◆ Document extract ◆
It’s been about a week since sand was placed along the Delaware Botanic Gardens’ Pepper Creek shoreline, and Brian Trader said a newly constructed anchored-branch toe is already doing its job.
The sand was white when it was put here, but it’s beginning to silt in, which is why it looks so dirty, said Trader, Delaware Botanic Gardens deputy executive director and director of horticulture. The sand is the naturally occurring base for other plant life found along the shoreline there, he said.
For the better part of 2020, Delaware Botanic Gardens staff and volunteers have been hard at work completing a shoreline stabilization project, which includes an anchored-branch toe hundreds of feet long and thousands of grass plantings.
During an interview and tour of the project Sept. 25, Trader said it was a little more than halfway complete. The anchored-branch toe is all but finished, he said, adding the next step will be to plant six different types of shoreline grass.
Trader said 95 percent or more of the anchored-branch toe is constructed from fallen branches and trees found around the DBG’s Woodland Gardens trail. There are some bolts and waxed hemp rope holding things together, but that’s it, he said.
Trader said the expected lifespan of the anchored-branch toe is up to five years. The idea is that it will slowly become part of a newly formed shoreline as it disintegrates, he said.

◆ Your task ◆
Write the next part of the article about the Delaware Botanic Gardens shoreline project, starting after its last sentence. The data that comes next was drawn from a separate source.

[Data for recognizing document structure]
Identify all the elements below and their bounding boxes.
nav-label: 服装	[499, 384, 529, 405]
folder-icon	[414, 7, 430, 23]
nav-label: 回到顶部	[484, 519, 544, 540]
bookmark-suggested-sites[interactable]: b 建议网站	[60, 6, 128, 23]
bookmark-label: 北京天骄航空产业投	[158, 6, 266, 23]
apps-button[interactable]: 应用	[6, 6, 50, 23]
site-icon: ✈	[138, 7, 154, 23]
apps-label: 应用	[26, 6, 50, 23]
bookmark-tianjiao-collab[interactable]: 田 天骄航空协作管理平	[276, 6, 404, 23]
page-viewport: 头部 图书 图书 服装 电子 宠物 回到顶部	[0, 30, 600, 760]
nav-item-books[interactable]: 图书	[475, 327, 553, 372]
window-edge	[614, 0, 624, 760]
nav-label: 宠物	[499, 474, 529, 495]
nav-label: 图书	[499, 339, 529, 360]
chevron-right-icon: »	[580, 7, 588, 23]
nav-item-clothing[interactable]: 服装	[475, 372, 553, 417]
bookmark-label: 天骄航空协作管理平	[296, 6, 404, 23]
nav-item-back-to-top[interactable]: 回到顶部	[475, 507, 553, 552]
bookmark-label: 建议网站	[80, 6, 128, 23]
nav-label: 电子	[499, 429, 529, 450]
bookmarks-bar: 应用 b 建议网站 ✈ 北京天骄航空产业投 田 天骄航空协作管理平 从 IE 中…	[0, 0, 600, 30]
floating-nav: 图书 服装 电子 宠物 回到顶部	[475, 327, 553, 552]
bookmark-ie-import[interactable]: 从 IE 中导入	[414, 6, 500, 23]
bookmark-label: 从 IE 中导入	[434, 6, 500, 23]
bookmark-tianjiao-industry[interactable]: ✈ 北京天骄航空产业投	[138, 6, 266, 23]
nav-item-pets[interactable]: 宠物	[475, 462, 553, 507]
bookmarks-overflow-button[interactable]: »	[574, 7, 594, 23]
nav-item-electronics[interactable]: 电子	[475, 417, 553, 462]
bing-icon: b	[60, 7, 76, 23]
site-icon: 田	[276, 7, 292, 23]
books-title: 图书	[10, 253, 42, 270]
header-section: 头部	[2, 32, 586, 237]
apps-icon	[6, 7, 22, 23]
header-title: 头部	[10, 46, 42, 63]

◆ Written answer ◆
At high tide, a significant portion of the toe is covered, but people will still get a good look at the work being done at an area Trader called the Birds Nest Revetment, found at the water access point of the Woodland Gardens trail. The revetment is made up of 6-foot-long logs with sticks and branches found on site; sand has been brought in to flatten out the slope of the shoreline, and dead greenbrier rhizomes, pulled to make another portion of the Woodlands Trail this past winter, act as stuffing between the revetment and the sand.
Still to be completed are a viewing platform off the Woodland Gardens trail and the installation of four inverted tree root wads.
A lot of the work this summer has focused on the stabilization project, but as always, other areas of the Botanic Gardens are showing off too.
The Meadow Garden, conceived by famed Dutch garden designer Piet Oudolf, isn’t in full bloom, but Trader said the space has been designed for something to always be on show. Peak bloom is June, he said, but right now the bluestem has changed to a beautiful rainbow of colors and some of the bushes are blooming.
Hundreds of praying mantises, getting ready to lay their egg pouches on the tall, sturdy grasses, have also set up shop in the meadow. Walking along the trail, Trader found dozens of the mantises. At one point, he saw a bush with six in one small area.
Trader said the mantises are attracted to the native plants, and they’re good to have around because they’ll eat nuisance bugs. He said when the grass is trimmed back for the winter, staff and volunteers will keep an eye out for the egg sacks so they can be preserved.
Trader will talk in greater detail about the shoreline stabilization project during a Center for the Inland Bays Citizens Café meeting at 6 p.m., Thursday, Oct. 15. The discussion will take place virtually, and preregistration is required. Details can be found on the center’s website at inlandbays.org/about/committees/citizens-advisor.